Data provided
- - - - - - -

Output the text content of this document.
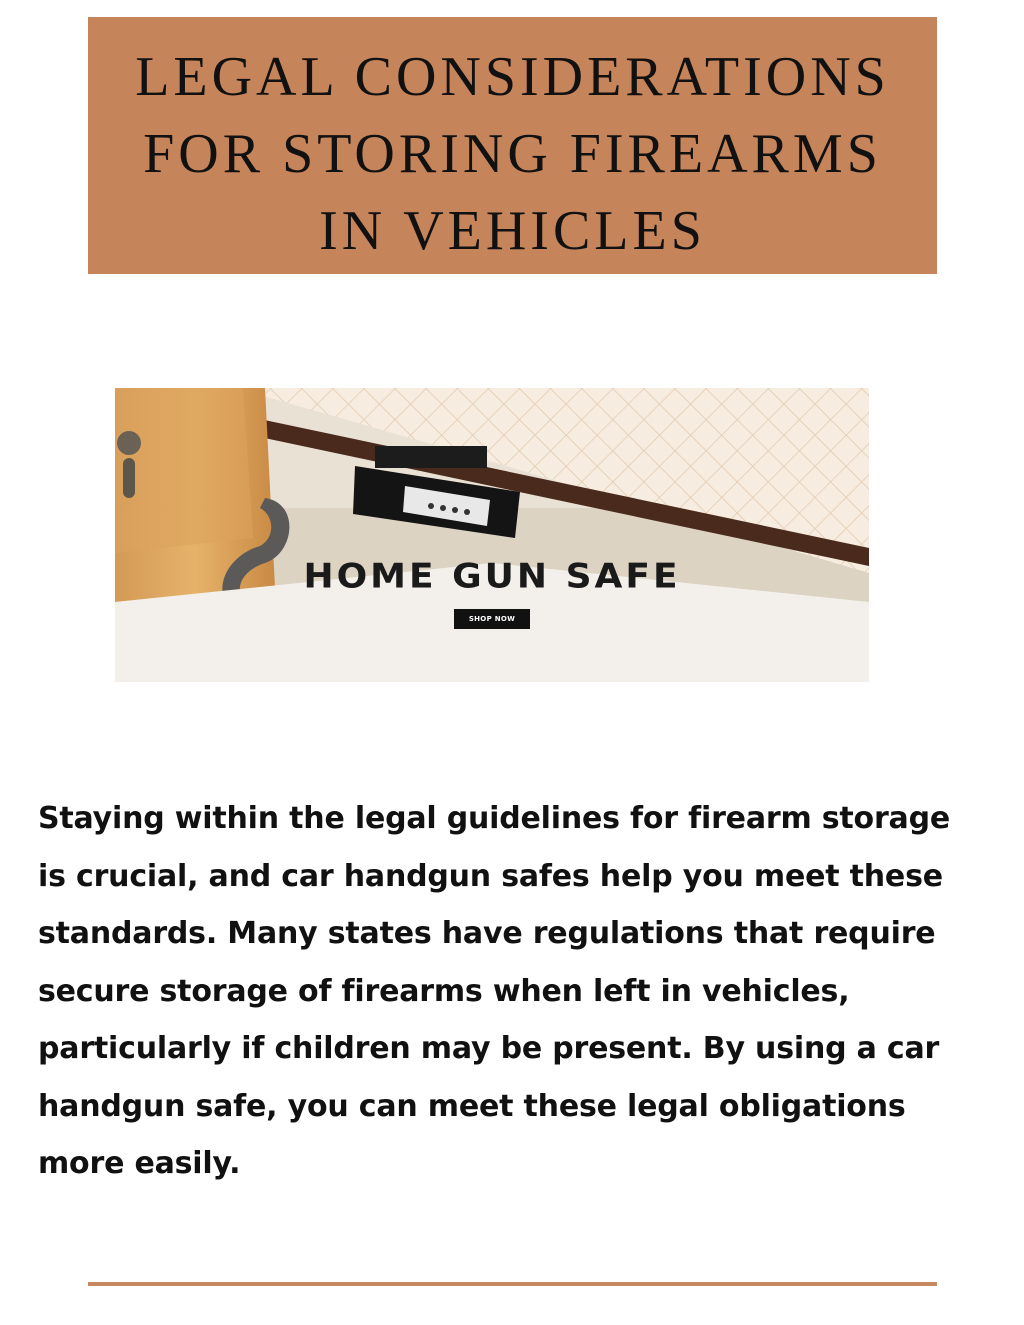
LEGAL CONSIDERATIONS FOR STORING FIREARMS IN VEHICLES
HOME GUN SAFE
SHOP NOW

Staying within the legal guidelines for firearm storage is crucial, and car handgun safes help you meet these standards. Many states have regulations that require secure storage of firearms when left in vehicles, particularly if children may be present. By using a car handgun safe, you can meet these legal obligations more easily.
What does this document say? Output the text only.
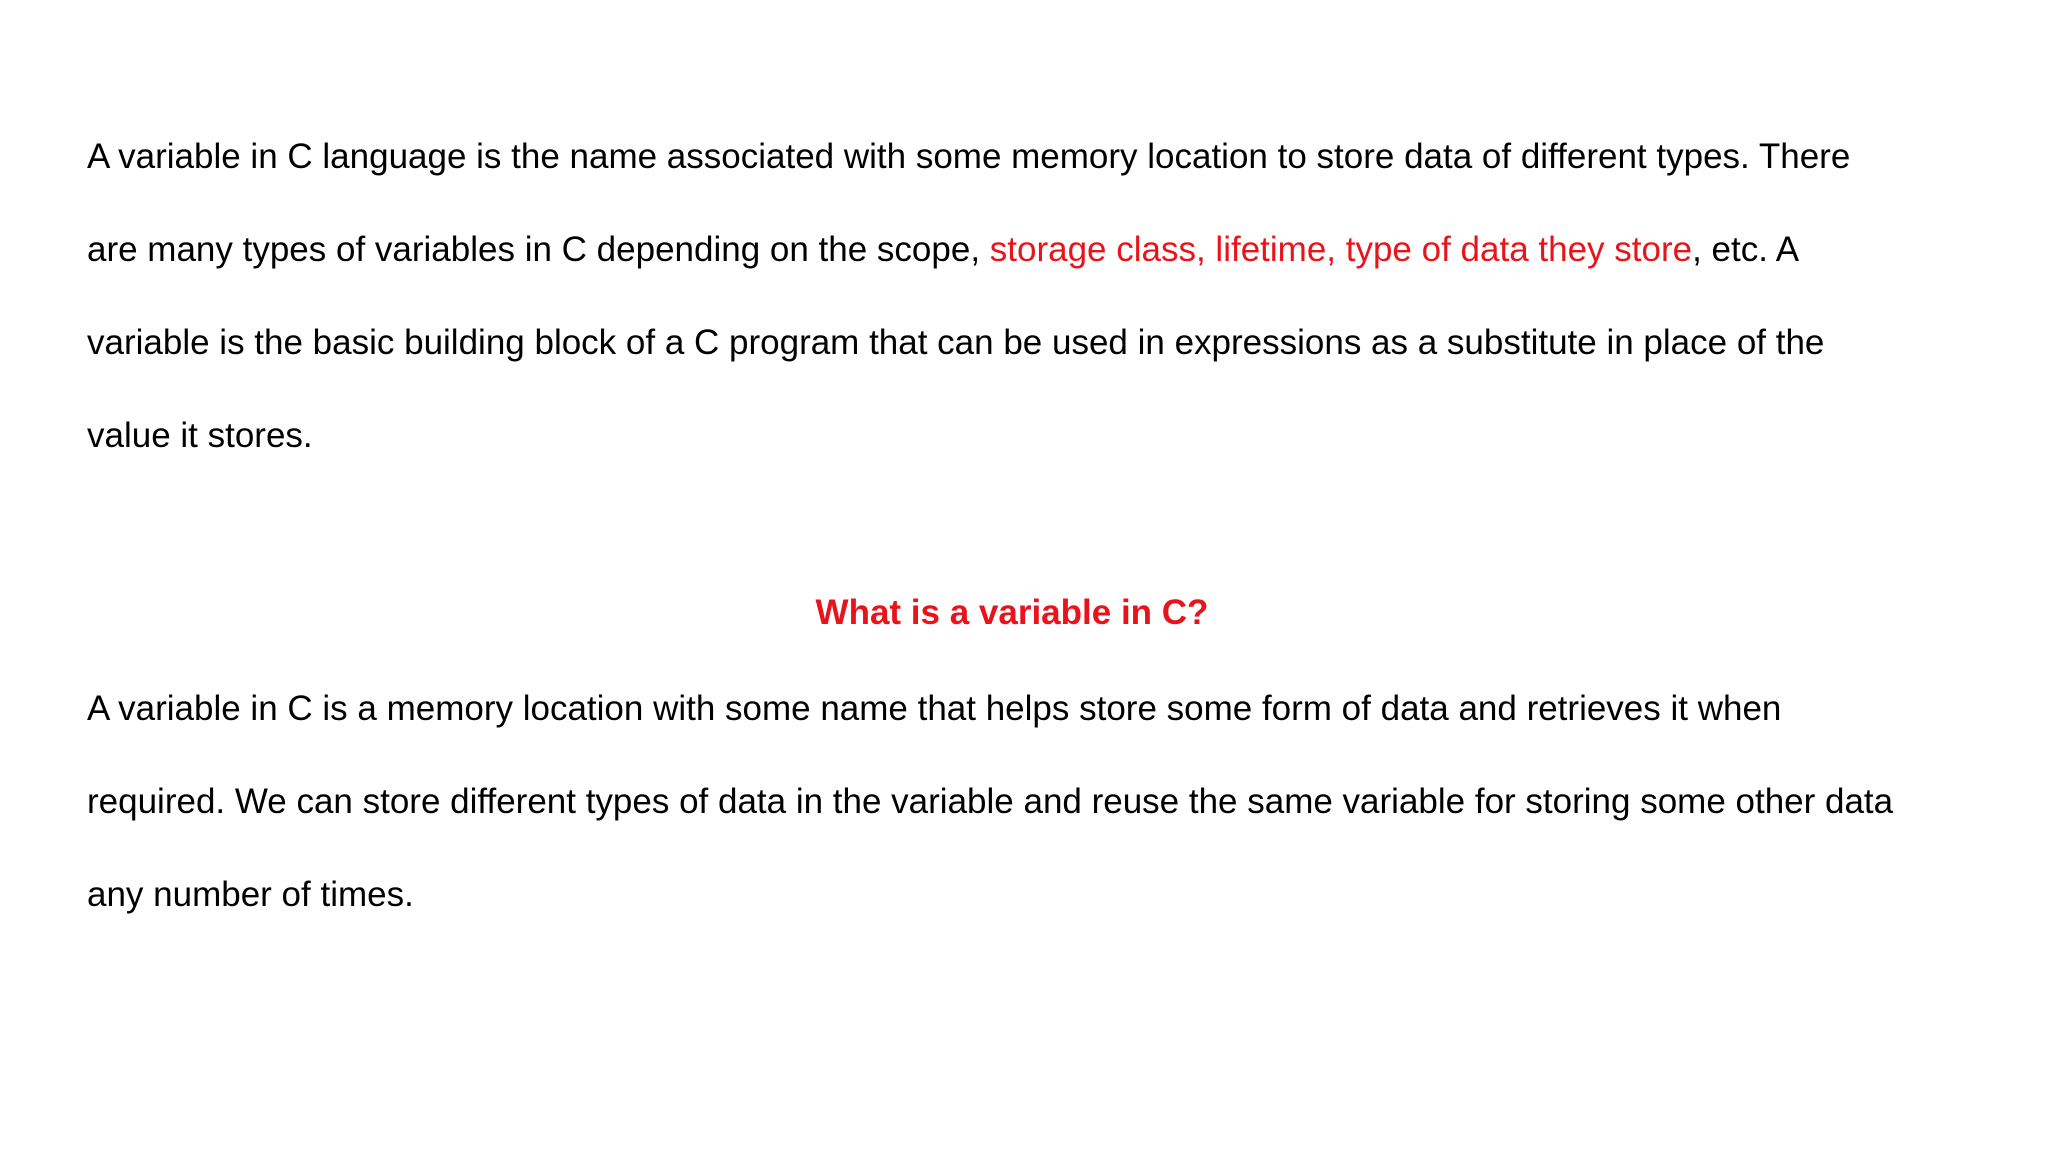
A variable in C language is the name associated with some memory location to store data of different types. There
are many types of variables in C depending on the scope, storage class, lifetime, type of data they store, etc. A
variable is the basic building block of a C program that can be used in expressions as a substitute in place of the
value it stores.

What is a variable in C?

A variable in C is a memory location with some name that helps store some form of data and retrieves it when
required. We can store different types of data in the variable and reuse the same variable for storing some other data
any number of times.
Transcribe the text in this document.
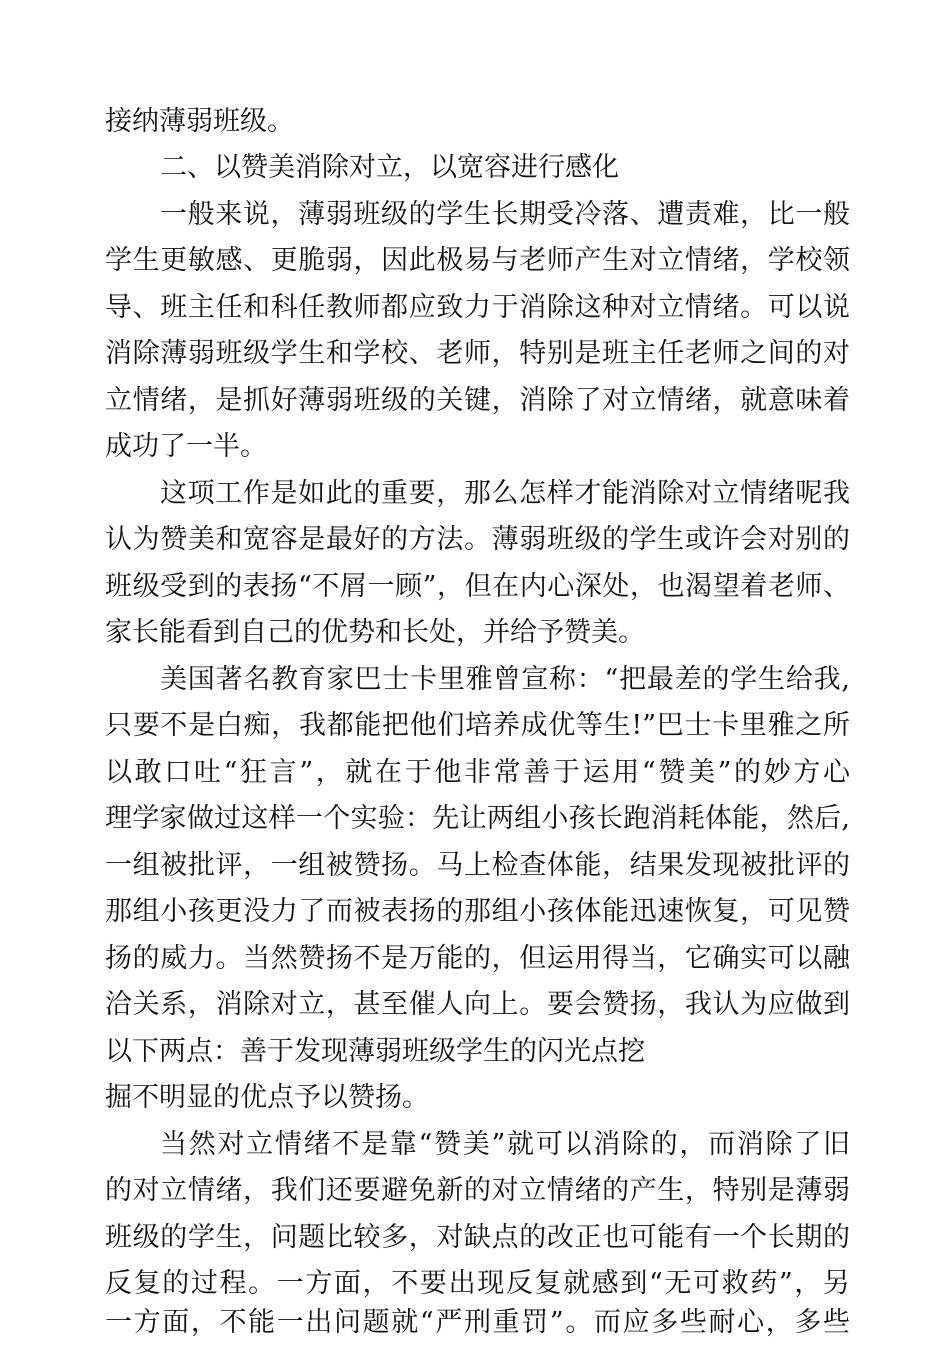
接纳薄弱班级。
二、以赞美消除对立，以宽容进行感化
一般来说，薄弱班级的学生长期受冷落、遭责难，比一般
学生更敏感、更脆弱，因此极易与老师产生对立情绪，学校领
导、班主任和科任教师都应致力于消除这种对立情绪。可以说
消除薄弱班级学生和学校、老师，特别是班主任老师之间的对
立情绪，是抓好薄弱班级的关键，消除了对立情绪，就意味着
成功了一半。
这项工作是如此的重要，那么怎样才能消除对立情绪呢我
认为赞美和宽容是最好的方法。薄弱班级的学生或许会对别的
班级受到的表扬“不屑一顾”，但在内心深处，也渴望着老师、
家长能看到自己的优势和长处，并给予赞美。
美国著名教育家巴士卡里雅曾宣称：“把最差的学生给我,
只要不是白痴，我都能把他们培养成优等生!”巴士卡里雅之所
以敢口吐“狂言”，就在于他非常善于运用“赞美”的妙方心
理学家做过这样一个实验：先让两组小孩长跑消耗体能，然后,
一组被批评，一组被赞扬。马上检查体能，结果发现被批评的
那组小孩更没力了而被表扬的那组小孩体能迅速恢复，可见赞
扬的威力。当然赞扬不是万能的，但运用得当，它确实可以融
洽关系，消除对立，甚至催人向上。要会赞扬，我认为应做到
以下两点：善于发现薄弱班级学生的闪光点挖
掘不明显的优点予以赞扬。
当然对立情绪不是靠“赞美”就可以消除的，而消除了旧
的对立情绪，我们还要避免新的对立情绪的产生，特别是薄弱
班级的学生，问题比较多，对缺点的改正也可能有一个长期的
反复的过程。一方面，不要出现反复就感到“无可救药”，另
一方面，不能一出问题就“严刑重罚”。而应多些耐心，多些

- - - - - - -

What is needed
Transcribe every line in the entries above, taking out only the images.

Solution below
Output the text content of this document.
LEGAL CONSIDERATIONS FOR STORING FIREARMS IN VEHICLES
HOME GUN SAFE
SHOP NOW

Staying within the legal guidelines for firearm storage is crucial, and car handgun safes help you meet these standards. Many states have regulations that require secure storage of firearms when left in vehicles, particularly if children may be present. By using a car handgun safe, you can meet these legal obligations more easily.
What does this document say? Output the text only.
A variable in C language is the name associated with some memory location to store data of different types. There
are many types of variables in C depending on the scope, storage class, lifetime, type of data they store, etc. A
variable is the basic building block of a C program that can be used in expressions as a substitute in place of the
value it stores.

What is a variable in C?

A variable in C is a memory location with some name that helps store some form of data and retrieves it when
required. We can store different types of data in the variable and reuse the same variable for storing some other data
any number of times.
Transcribe the text in this document.
接纳薄弱班级。
二、以赞美消除对立，以宽容进行感化
一般来说，薄弱班级的学生长期受冷落、遭责难，比一般
学生更敏感、更脆弱，因此极易与老师产生对立情绪，学校领
导、班主任和科任教师都应致力于消除这种对立情绪。可以说
消除薄弱班级学生和学校、老师，特别是班主任老师之间的对
立情绪，是抓好薄弱班级的关键，消除了对立情绪，就意味着
成功了一半。
这项工作是如此的重要，那么怎样才能消除对立情绪呢我
认为赞美和宽容是最好的方法。薄弱班级的学生或许会对别的
班级受到的表扬“不屑一顾”，但在内心深处，也渴望着老师、
家长能看到自己的优势和长处，并给予赞美。
美国著名教育家巴士卡里雅曾宣称：“把最差的学生给我,
只要不是白痴，我都能把他们培养成优等生!”巴士卡里雅之所
以敢口吐“狂言”，就在于他非常善于运用“赞美”的妙方心
理学家做过这样一个实验：先让两组小孩长跑消耗体能，然后,
一组被批评，一组被赞扬。马上检查体能，结果发现被批评的
那组小孩更没力了而被表扬的那组小孩体能迅速恢复，可见赞
扬的威力。当然赞扬不是万能的，但运用得当，它确实可以融
洽关系，消除对立，甚至催人向上。要会赞扬，我认为应做到
以下两点：善于发现薄弱班级学生的闪光点挖
掘不明显的优点予以赞扬。
当然对立情绪不是靠“赞美”就可以消除的，而消除了旧
的对立情绪，我们还要避免新的对立情绪的产生，特别是薄弱
班级的学生，问题比较多，对缺点的改正也可能有一个长期的
反复的过程。一方面，不要出现反复就感到“无可救药”，另
一方面，不能一出问题就“严刑重罚”。而应多些耐心，多些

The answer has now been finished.